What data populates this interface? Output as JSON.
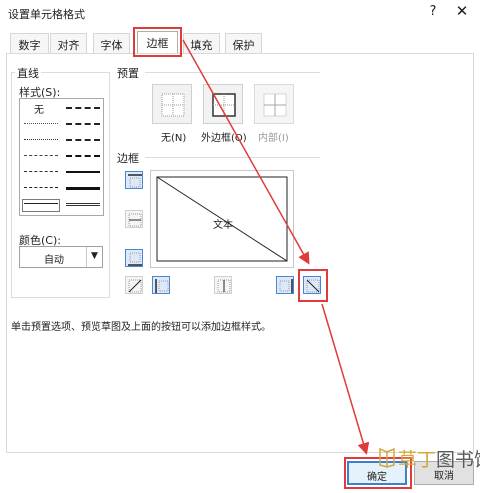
{
  "window": {
    "title": "设置单元格格式",
    "help_glyph": "?",
    "close_glyph": "✕"
  },
  "tabs": [
    {
      "label": "数字"
    },
    {
      "label": "对齐"
    },
    {
      "label": "字体"
    },
    {
      "label": "边框",
      "active": true
    },
    {
      "label": "填充"
    },
    {
      "label": "保护"
    }
  ],
  "line_section": {
    "group_label": "直线",
    "style_label": "样式(S):",
    "style_none": "无",
    "color_label": "颜色(C):",
    "color_value": "自动"
  },
  "presets": {
    "group_label": "预置",
    "items": [
      {
        "label": "无(N)",
        "icon": "border-none-icon"
      },
      {
        "label": "外边框(O)",
        "icon": "border-outline-icon"
      },
      {
        "label": "内部(I)",
        "icon": "border-inside-icon",
        "disabled": true
      }
    ]
  },
  "border": {
    "group_label": "边框",
    "preview_text": "文本",
    "buttons": [
      {
        "name": "top-border",
        "on": true
      },
      {
        "name": "inside-horizontal-border",
        "on": false
      },
      {
        "name": "bottom-border",
        "on": true
      },
      {
        "name": "diagonal-up-border",
        "on": false
      },
      {
        "name": "left-border",
        "on": true
      },
      {
        "name": "inside-vertical-border",
        "on": false
      },
      {
        "name": "right-border",
        "on": true
      },
      {
        "name": "diagonal-down-border",
        "on": true
      }
    ]
  },
  "help_text": "单击预置选项、预览草图及上面的按钮可以添加边框样式。",
  "actions": {
    "ok": "确定",
    "cancel": "取消"
  },
  "watermark": {
    "text_gold": "草丁",
    "text_dark": "图书馆"
  },
  "colors": {
    "annotation_red": "#e03b3b",
    "selected_blue": "#4a86d6"
  }
}
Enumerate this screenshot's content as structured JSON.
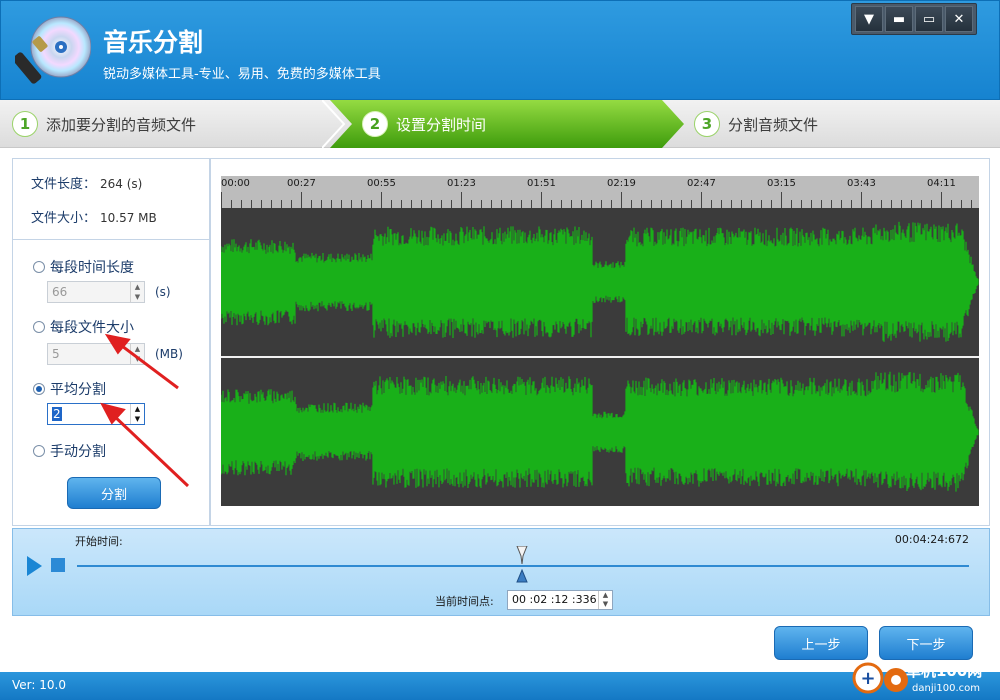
{
  "app": {
    "title": "音乐分割",
    "subtitle": "锐动多媒体工具-专业、易用、免费的多媒体工具"
  },
  "window_controls": [
    "dropdown-icon",
    "minimize-icon",
    "maximize-icon",
    "close-icon"
  ],
  "steps": [
    {
      "num": "1",
      "label": "添加要分割的音频文件",
      "active": false
    },
    {
      "num": "2",
      "label": "设置分割时间",
      "active": true
    },
    {
      "num": "3",
      "label": "分割音频文件",
      "active": false
    }
  ],
  "file_info": {
    "length_label": "文件长度：",
    "length_value": "264 (s)",
    "size_label": "文件大小：",
    "size_value": "10.57 MB"
  },
  "options": {
    "by_time": {
      "label": "每段时间长度",
      "value": "66",
      "unit": "(s)",
      "selected": false
    },
    "by_size": {
      "label": "每段文件大小",
      "value": "5",
      "unit": "(MB)",
      "selected": false
    },
    "average": {
      "label": "平均分割",
      "value": "2",
      "selected": true
    },
    "manual": {
      "label": "手动分割",
      "selected": false
    }
  },
  "split_button": "分割",
  "timeline": {
    "ticks": [
      "00:00",
      "00:27",
      "00:55",
      "01:23",
      "01:51",
      "02:19",
      "02:47",
      "03:15",
      "03:43",
      "04:11"
    ]
  },
  "player": {
    "start_label": "开始时间:",
    "total_time": "00:04:24:672",
    "current_label": "当前时间点:",
    "current_time": "00 :02 :12 :336",
    "position_fraction": 0.5
  },
  "nav": {
    "prev": "上一步",
    "next": "下一步"
  },
  "status": {
    "version": "Ver: 10.0"
  },
  "watermark": {
    "text": "单机100网",
    "url": "danji100.com"
  },
  "colors": {
    "accent": "#1683d0",
    "step_active": "#5cb524",
    "waveform": "#19b019",
    "waveform_bg": "#3b3b3b",
    "annotation_arrow": "#e02020"
  }
}
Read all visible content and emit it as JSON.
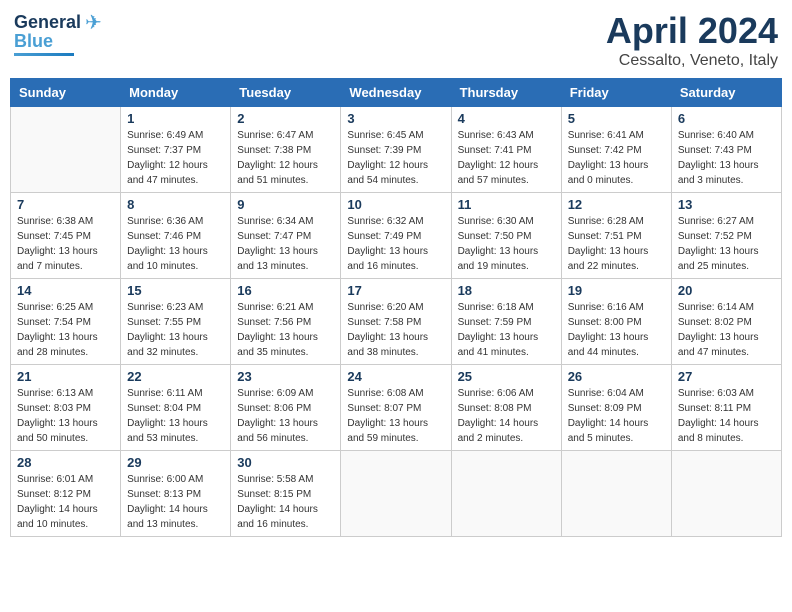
{
  "header": {
    "logo_line1": "General",
    "logo_line2": "Blue",
    "title": "April 2024",
    "subtitle": "Cessalto, Veneto, Italy"
  },
  "days_of_week": [
    "Sunday",
    "Monday",
    "Tuesday",
    "Wednesday",
    "Thursday",
    "Friday",
    "Saturday"
  ],
  "weeks": [
    [
      {
        "day": "",
        "sunrise": "",
        "sunset": "",
        "daylight": ""
      },
      {
        "day": "1",
        "sunrise": "Sunrise: 6:49 AM",
        "sunset": "Sunset: 7:37 PM",
        "daylight": "Daylight: 12 hours and 47 minutes."
      },
      {
        "day": "2",
        "sunrise": "Sunrise: 6:47 AM",
        "sunset": "Sunset: 7:38 PM",
        "daylight": "Daylight: 12 hours and 51 minutes."
      },
      {
        "day": "3",
        "sunrise": "Sunrise: 6:45 AM",
        "sunset": "Sunset: 7:39 PM",
        "daylight": "Daylight: 12 hours and 54 minutes."
      },
      {
        "day": "4",
        "sunrise": "Sunrise: 6:43 AM",
        "sunset": "Sunset: 7:41 PM",
        "daylight": "Daylight: 12 hours and 57 minutes."
      },
      {
        "day": "5",
        "sunrise": "Sunrise: 6:41 AM",
        "sunset": "Sunset: 7:42 PM",
        "daylight": "Daylight: 13 hours and 0 minutes."
      },
      {
        "day": "6",
        "sunrise": "Sunrise: 6:40 AM",
        "sunset": "Sunset: 7:43 PM",
        "daylight": "Daylight: 13 hours and 3 minutes."
      }
    ],
    [
      {
        "day": "7",
        "sunrise": "Sunrise: 6:38 AM",
        "sunset": "Sunset: 7:45 PM",
        "daylight": "Daylight: 13 hours and 7 minutes."
      },
      {
        "day": "8",
        "sunrise": "Sunrise: 6:36 AM",
        "sunset": "Sunset: 7:46 PM",
        "daylight": "Daylight: 13 hours and 10 minutes."
      },
      {
        "day": "9",
        "sunrise": "Sunrise: 6:34 AM",
        "sunset": "Sunset: 7:47 PM",
        "daylight": "Daylight: 13 hours and 13 minutes."
      },
      {
        "day": "10",
        "sunrise": "Sunrise: 6:32 AM",
        "sunset": "Sunset: 7:49 PM",
        "daylight": "Daylight: 13 hours and 16 minutes."
      },
      {
        "day": "11",
        "sunrise": "Sunrise: 6:30 AM",
        "sunset": "Sunset: 7:50 PM",
        "daylight": "Daylight: 13 hours and 19 minutes."
      },
      {
        "day": "12",
        "sunrise": "Sunrise: 6:28 AM",
        "sunset": "Sunset: 7:51 PM",
        "daylight": "Daylight: 13 hours and 22 minutes."
      },
      {
        "day": "13",
        "sunrise": "Sunrise: 6:27 AM",
        "sunset": "Sunset: 7:52 PM",
        "daylight": "Daylight: 13 hours and 25 minutes."
      }
    ],
    [
      {
        "day": "14",
        "sunrise": "Sunrise: 6:25 AM",
        "sunset": "Sunset: 7:54 PM",
        "daylight": "Daylight: 13 hours and 28 minutes."
      },
      {
        "day": "15",
        "sunrise": "Sunrise: 6:23 AM",
        "sunset": "Sunset: 7:55 PM",
        "daylight": "Daylight: 13 hours and 32 minutes."
      },
      {
        "day": "16",
        "sunrise": "Sunrise: 6:21 AM",
        "sunset": "Sunset: 7:56 PM",
        "daylight": "Daylight: 13 hours and 35 minutes."
      },
      {
        "day": "17",
        "sunrise": "Sunrise: 6:20 AM",
        "sunset": "Sunset: 7:58 PM",
        "daylight": "Daylight: 13 hours and 38 minutes."
      },
      {
        "day": "18",
        "sunrise": "Sunrise: 6:18 AM",
        "sunset": "Sunset: 7:59 PM",
        "daylight": "Daylight: 13 hours and 41 minutes."
      },
      {
        "day": "19",
        "sunrise": "Sunrise: 6:16 AM",
        "sunset": "Sunset: 8:00 PM",
        "daylight": "Daylight: 13 hours and 44 minutes."
      },
      {
        "day": "20",
        "sunrise": "Sunrise: 6:14 AM",
        "sunset": "Sunset: 8:02 PM",
        "daylight": "Daylight: 13 hours and 47 minutes."
      }
    ],
    [
      {
        "day": "21",
        "sunrise": "Sunrise: 6:13 AM",
        "sunset": "Sunset: 8:03 PM",
        "daylight": "Daylight: 13 hours and 50 minutes."
      },
      {
        "day": "22",
        "sunrise": "Sunrise: 6:11 AM",
        "sunset": "Sunset: 8:04 PM",
        "daylight": "Daylight: 13 hours and 53 minutes."
      },
      {
        "day": "23",
        "sunrise": "Sunrise: 6:09 AM",
        "sunset": "Sunset: 8:06 PM",
        "daylight": "Daylight: 13 hours and 56 minutes."
      },
      {
        "day": "24",
        "sunrise": "Sunrise: 6:08 AM",
        "sunset": "Sunset: 8:07 PM",
        "daylight": "Daylight: 13 hours and 59 minutes."
      },
      {
        "day": "25",
        "sunrise": "Sunrise: 6:06 AM",
        "sunset": "Sunset: 8:08 PM",
        "daylight": "Daylight: 14 hours and 2 minutes."
      },
      {
        "day": "26",
        "sunrise": "Sunrise: 6:04 AM",
        "sunset": "Sunset: 8:09 PM",
        "daylight": "Daylight: 14 hours and 5 minutes."
      },
      {
        "day": "27",
        "sunrise": "Sunrise: 6:03 AM",
        "sunset": "Sunset: 8:11 PM",
        "daylight": "Daylight: 14 hours and 8 minutes."
      }
    ],
    [
      {
        "day": "28",
        "sunrise": "Sunrise: 6:01 AM",
        "sunset": "Sunset: 8:12 PM",
        "daylight": "Daylight: 14 hours and 10 minutes."
      },
      {
        "day": "29",
        "sunrise": "Sunrise: 6:00 AM",
        "sunset": "Sunset: 8:13 PM",
        "daylight": "Daylight: 14 hours and 13 minutes."
      },
      {
        "day": "30",
        "sunrise": "Sunrise: 5:58 AM",
        "sunset": "Sunset: 8:15 PM",
        "daylight": "Daylight: 14 hours and 16 minutes."
      },
      {
        "day": "",
        "sunrise": "",
        "sunset": "",
        "daylight": ""
      },
      {
        "day": "",
        "sunrise": "",
        "sunset": "",
        "daylight": ""
      },
      {
        "day": "",
        "sunrise": "",
        "sunset": "",
        "daylight": ""
      },
      {
        "day": "",
        "sunrise": "",
        "sunset": "",
        "daylight": ""
      }
    ]
  ]
}
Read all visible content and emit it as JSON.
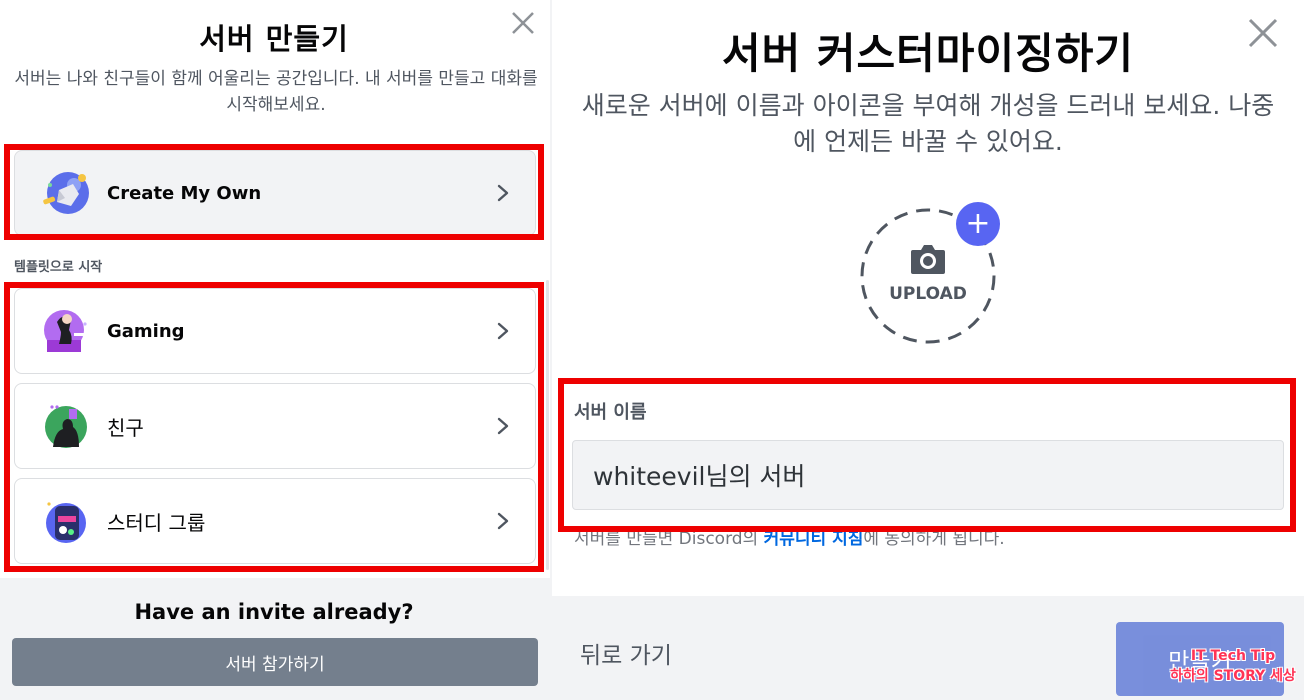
{
  "left": {
    "title": "서버 만들기",
    "description": "서버는 나와 친구들이 함께 어울리는 공간입니다. 내 서버를 만들고 대화를 시작해보세요.",
    "create_own": {
      "label": "Create My Own",
      "icon": "create-server-illustration"
    },
    "section_label": "템플릿으로 시작",
    "templates": [
      {
        "label": "Gaming",
        "icon": "gaming-illustration"
      },
      {
        "label": "친구",
        "icon": "friends-illustration"
      },
      {
        "label": "스터디 그룹",
        "icon": "study-group-illustration"
      }
    ],
    "footer": {
      "title": "Have an invite already?",
      "join_button": "서버 참가하기"
    }
  },
  "right": {
    "title": "서버 커스터마이징하기",
    "description": "새로운 서버에 이름과 아이콘을 부여해 개성을 드러내 보세요. 나중에 언제든 바꿀 수 있어요.",
    "upload": {
      "label": "UPLOAD",
      "icon": "camera-icon"
    },
    "field": {
      "label": "서버 이름",
      "value": "whiteevil님의 서버"
    },
    "terms": {
      "prefix": "서버를 만들면 Discord의 ",
      "link": "커뮤니티 지침",
      "suffix": "에 동의하게 됩니다."
    },
    "footer": {
      "back": "뒤로 가기",
      "create": "만들기"
    }
  },
  "watermark": {
    "line1": "IT Tech Tip",
    "line2": "하하의 STORY 세상"
  },
  "colors": {
    "highlight": "#ee0000",
    "primary_button": "#7289da",
    "secondary_button": "#747f8d",
    "link": "#0068e0"
  }
}
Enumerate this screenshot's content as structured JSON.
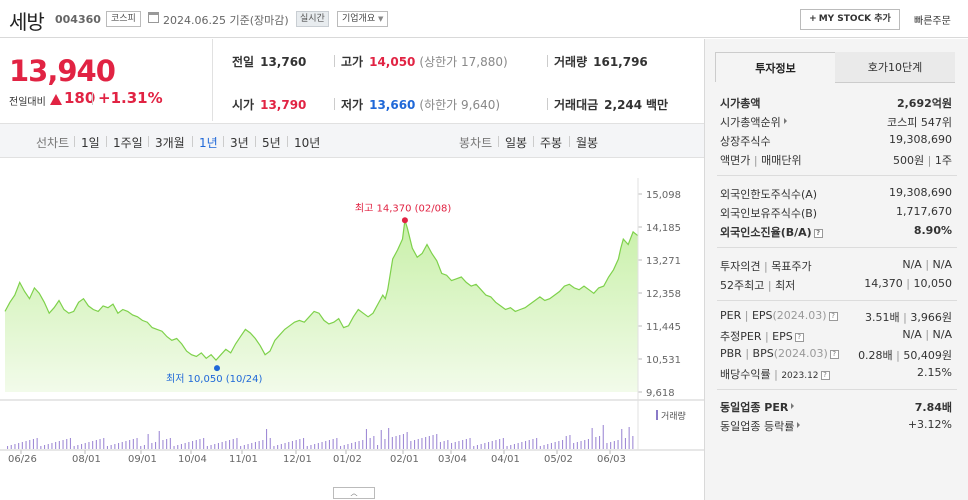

──────────────────────────────

**EXERCISE PROMPT**
Which lines hold the word "diagonal"? Return all of them from the records above.

**COMPLETE RESPONSE**
        "name": "diagonal-up-border",
        "name": "diagonal-down-border",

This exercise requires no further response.